Dataset records
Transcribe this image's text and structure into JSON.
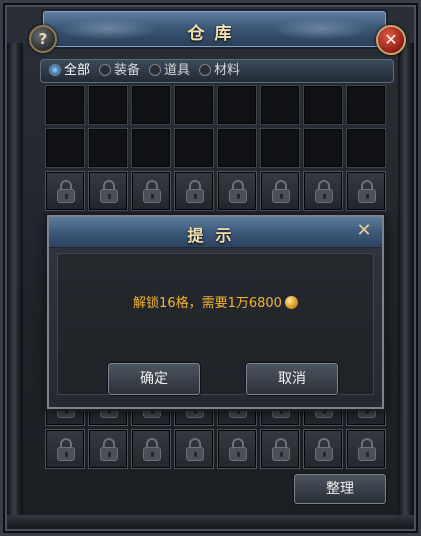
{
  "window": {
    "title": "仓库"
  },
  "buttons": {
    "help": "?",
    "close": "✕"
  },
  "tabs": [
    {
      "label": "全部",
      "active": true
    },
    {
      "label": "装备",
      "active": false
    },
    {
      "label": "道具",
      "active": false
    },
    {
      "label": "材料",
      "active": false
    }
  ],
  "grid": {
    "columns": 8,
    "rows": [
      [
        "empty",
        "empty",
        "empty",
        "empty",
        "empty",
        "empty",
        "empty",
        "empty"
      ],
      [
        "empty",
        "empty",
        "empty",
        "empty",
        "empty",
        "empty",
        "empty",
        "empty"
      ],
      [
        "locked",
        "locked",
        "locked",
        "locked",
        "locked",
        "locked",
        "locked",
        "locked"
      ],
      [
        "locked",
        "locked",
        "locked",
        "locked",
        "locked",
        "locked",
        "locked",
        "locked"
      ],
      [
        "locked",
        "locked",
        "locked",
        "locked",
        "locked",
        "locked",
        "locked",
        "locked"
      ],
      [
        "locked",
        "locked",
        "locked",
        "locked",
        "locked",
        "locked",
        "locked",
        "locked"
      ],
      [
        "locked",
        "locked",
        "locked",
        "locked",
        "locked",
        "locked",
        "locked",
        "locked"
      ],
      [
        "locked",
        "locked",
        "locked",
        "locked",
        "locked",
        "locked",
        "locked",
        "locked"
      ],
      [
        "locked",
        "locked",
        "locked",
        "locked",
        "locked",
        "locked",
        "locked",
        "locked"
      ]
    ],
    "lock_icon": "lock-icon"
  },
  "sort_button": "整理",
  "dialog": {
    "title": "提示",
    "close": "✕",
    "message": "解锁16格，需要1万6800",
    "currency_icon": "gold-coin-icon",
    "confirm": "确定",
    "cancel": "取消"
  },
  "colors": {
    "title_text": "#f4dfae",
    "message_text": "#f5b335",
    "titlebar_blue": "#3c5877"
  }
}
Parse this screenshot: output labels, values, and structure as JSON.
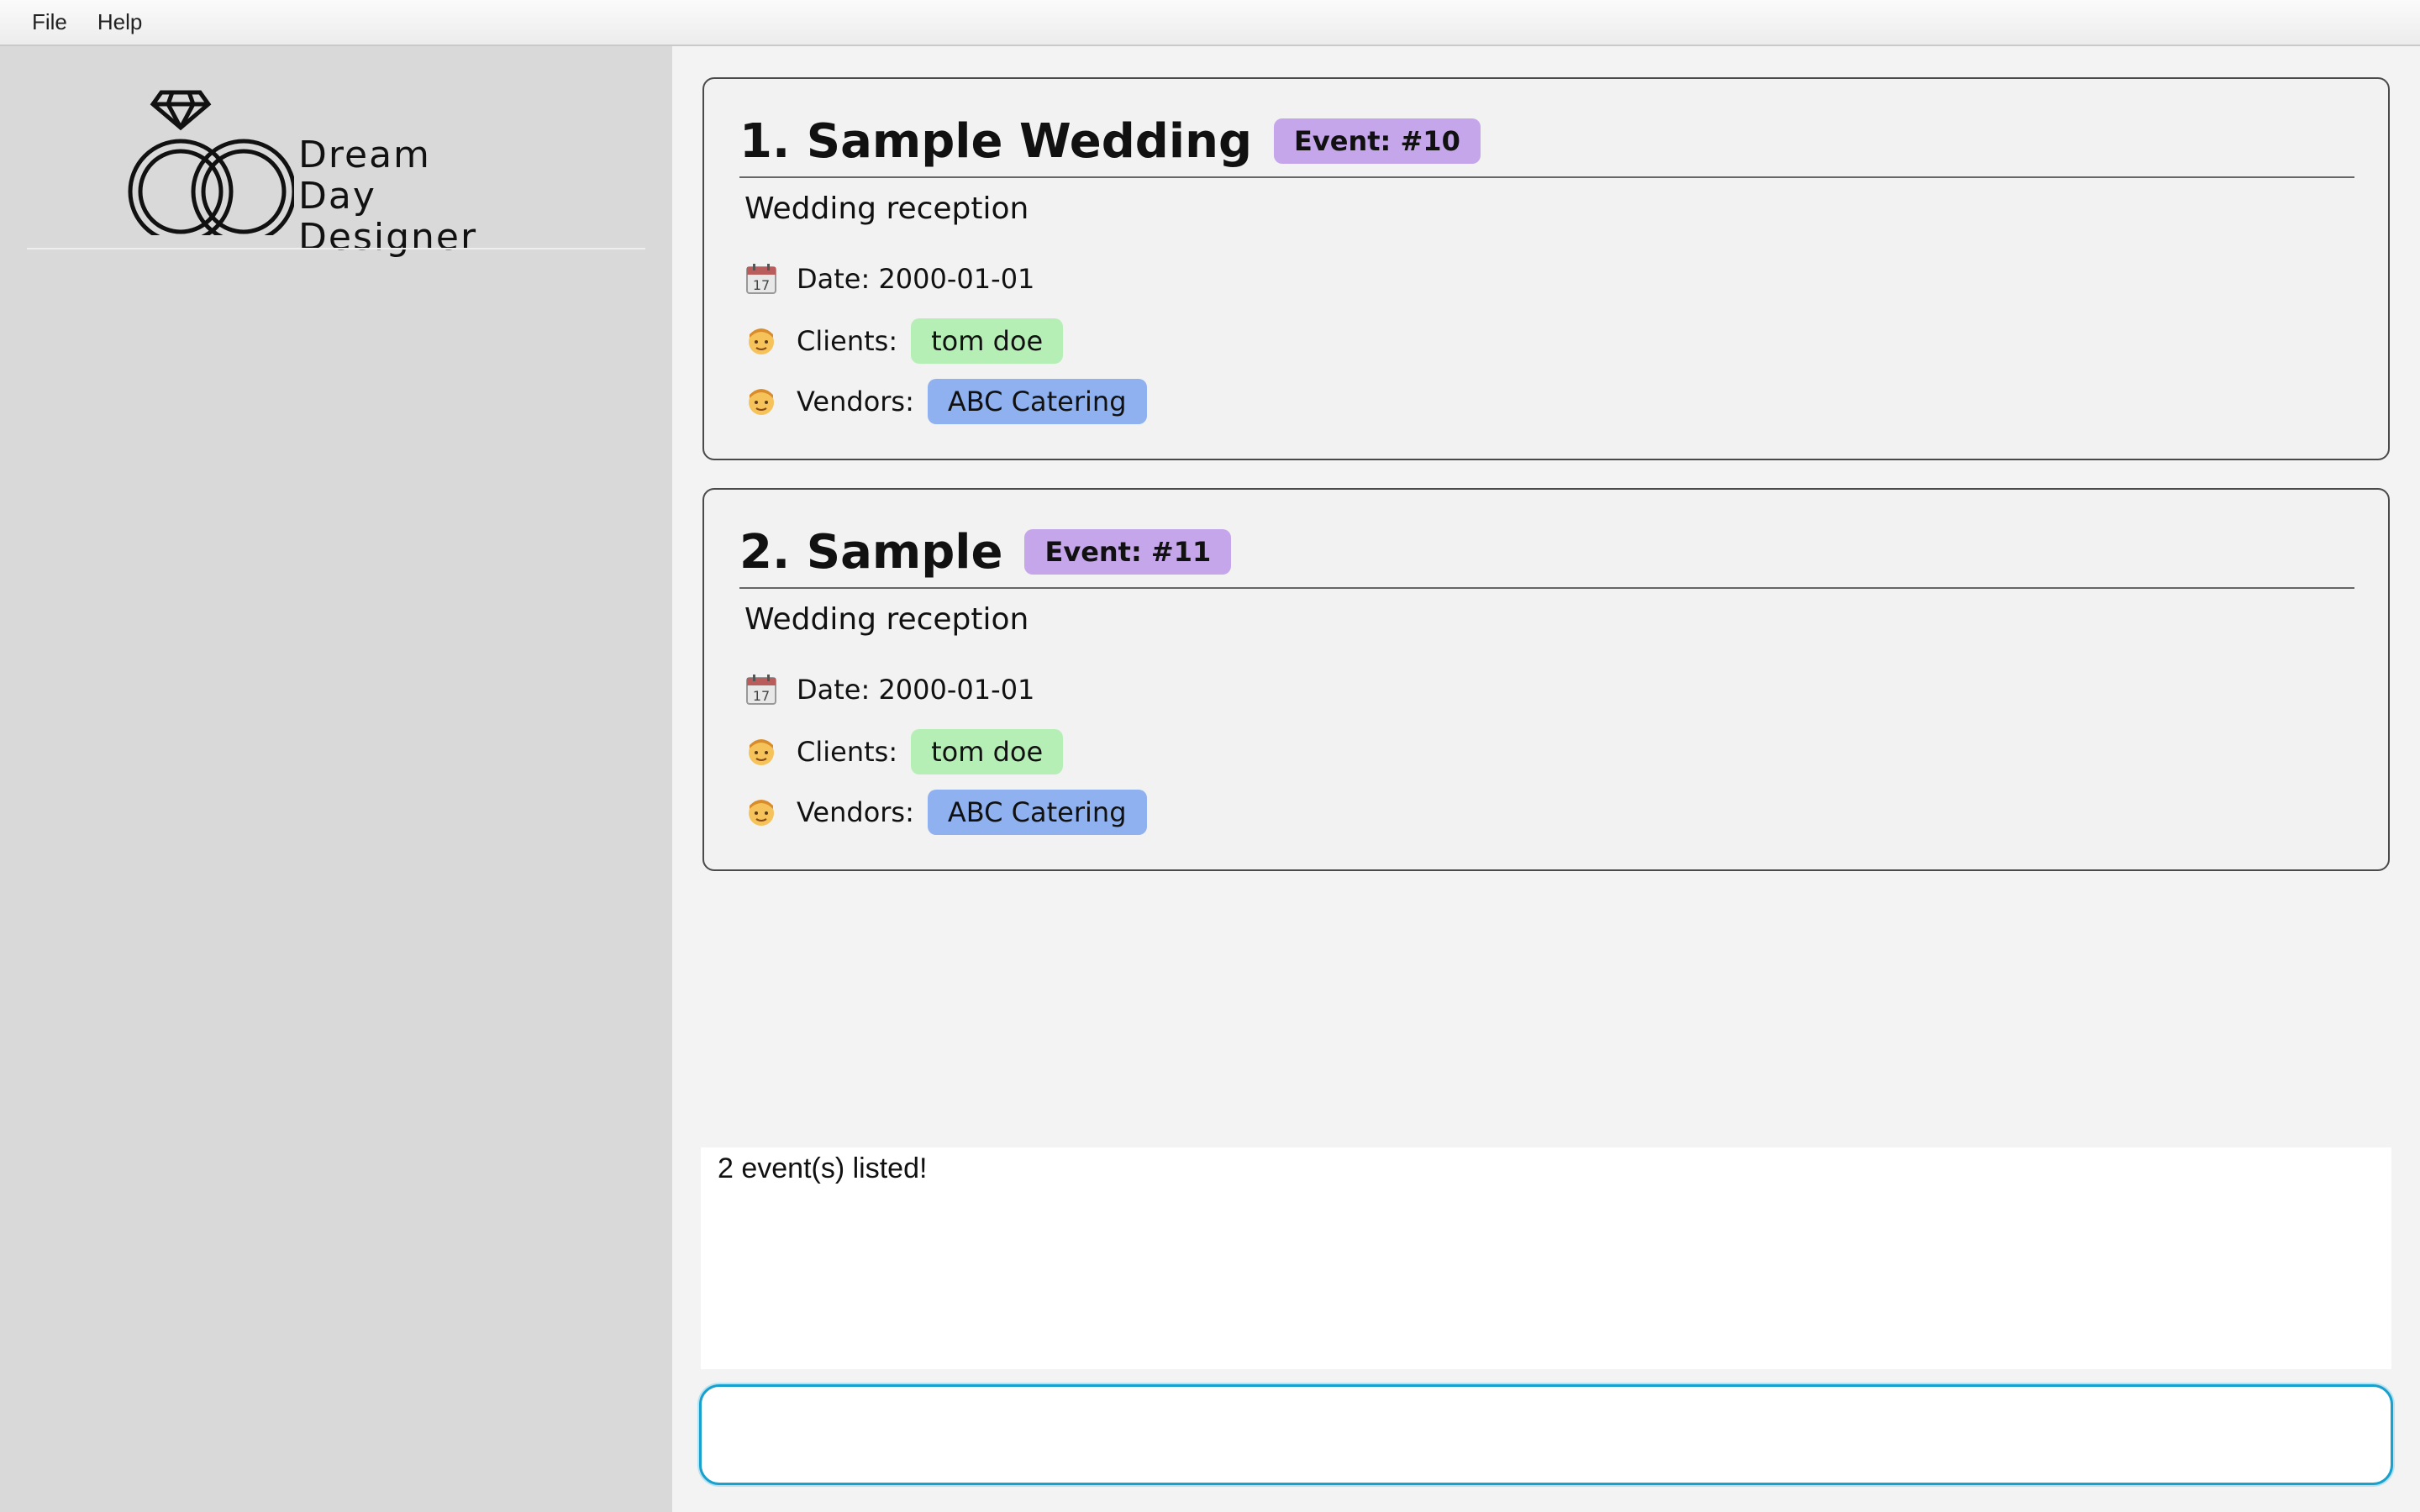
{
  "menu": {
    "file": "File",
    "help": "Help"
  },
  "logo": {
    "line1": "Dream",
    "line2": "Day",
    "line3": "Designer"
  },
  "icons": {
    "date": "calendar-icon",
    "person": "person-icon",
    "logo": "wedding-rings-icon"
  },
  "colors": {
    "event_badge": "#c6a6ea",
    "client_tag": "#b6efb6",
    "vendor_tag": "#8fb1f0",
    "command_border": "#1aa0cc"
  },
  "events": [
    {
      "title": "1. Sample Wedding",
      "badge": "Event: #10",
      "description": "Wedding reception",
      "date": "Date: 2000-01-01",
      "clients_label": "Clients:",
      "client": "tom doe",
      "vendors_label": "Vendors:",
      "vendor": "ABC Catering"
    },
    {
      "title": "2. Sample",
      "badge": "Event: #11",
      "description": "Wedding reception",
      "date": "Date: 2000-01-01",
      "clients_label": "Clients:",
      "client": "tom doe",
      "vendors_label": "Vendors:",
      "vendor": "ABC Catering"
    }
  ],
  "result": {
    "text": "2 event(s) listed!"
  },
  "command": {
    "value": ""
  }
}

◆ WHAT YOU ARE ASKED TO DO: Repeat the listing above exactly, with no pictures.

◆ EXPECTED ANSWER:
Transcribe this image's text and structure into JSON.
{
  "window": {
    "title": "仓库"
  },
  "buttons": {
    "help": "?",
    "close": "✕"
  },
  "tabs": [
    {
      "label": "全部",
      "active": true
    },
    {
      "label": "装备",
      "active": false
    },
    {
      "label": "道具",
      "active": false
    },
    {
      "label": "材料",
      "active": false
    }
  ],
  "grid": {
    "columns": 8,
    "rows": [
      [
        "empty",
        "empty",
        "empty",
        "empty",
        "empty",
        "empty",
        "empty",
        "empty"
      ],
      [
        "empty",
        "empty",
        "empty",
        "empty",
        "empty",
        "empty",
        "empty",
        "empty"
      ],
      [
        "locked",
        "locked",
        "locked",
        "locked",
        "locked",
        "locked",
        "locked",
        "locked"
      ],
      [
        "locked",
        "locked",
        "locked",
        "locked",
        "locked",
        "locked",
        "locked",
        "locked"
      ],
      [
        "locked",
        "locked",
        "locked",
        "locked",
        "locked",
        "locked",
        "locked",
        "locked"
      ],
      [
        "locked",
        "locked",
        "locked",
        "locked",
        "locked",
        "locked",
        "locked",
        "locked"
      ],
      [
        "locked",
        "locked",
        "locked",
        "locked",
        "locked",
        "locked",
        "locked",
        "locked"
      ],
      [
        "locked",
        "locked",
        "locked",
        "locked",
        "locked",
        "locked",
        "locked",
        "locked"
      ],
      [
        "locked",
        "locked",
        "locked",
        "locked",
        "locked",
        "locked",
        "locked",
        "locked"
      ]
    ],
    "lock_icon": "lock-icon"
  },
  "sort_button": "整理",
  "dialog": {
    "title": "提示",
    "close": "✕",
    "message": "解锁16格，需要1万6800",
    "currency_icon": "gold-coin-icon",
    "confirm": "确定",
    "cancel": "取消"
  },
  "colors": {
    "title_text": "#f4dfae",
    "message_text": "#f5b335",
    "titlebar_blue": "#3c5877"
  }
}
Parse this screenshot: output labels, values, and structure as JSON.
{
  "menu": {
    "file": "File",
    "help": "Help"
  },
  "logo": {
    "line1": "Dream",
    "line2": "Day",
    "line3": "Designer"
  },
  "icons": {
    "date": "calendar-icon",
    "person": "person-icon",
    "logo": "wedding-rings-icon"
  },
  "colors": {
    "event_badge": "#c6a6ea",
    "client_tag": "#b6efb6",
    "vendor_tag": "#8fb1f0",
    "command_border": "#1aa0cc"
  },
  "events": [
    {
      "title": "1. Sample Wedding",
      "badge": "Event: #10",
      "description": "Wedding reception",
      "date": "Date: 2000-01-01",
      "clients_label": "Clients:",
      "client": "tom doe",
      "vendors_label": "Vendors:",
      "vendor": "ABC Catering"
    },
    {
      "title": "2. Sample",
      "badge": "Event: #11",
      "description": "Wedding reception",
      "date": "Date: 2000-01-01",
      "clients_label": "Clients:",
      "client": "tom doe",
      "vendors_label": "Vendors:",
      "vendor": "ABC Catering"
    }
  ],
  "result": {
    "text": "2 event(s) listed!"
  },
  "command": {
    "value": ""
  }
}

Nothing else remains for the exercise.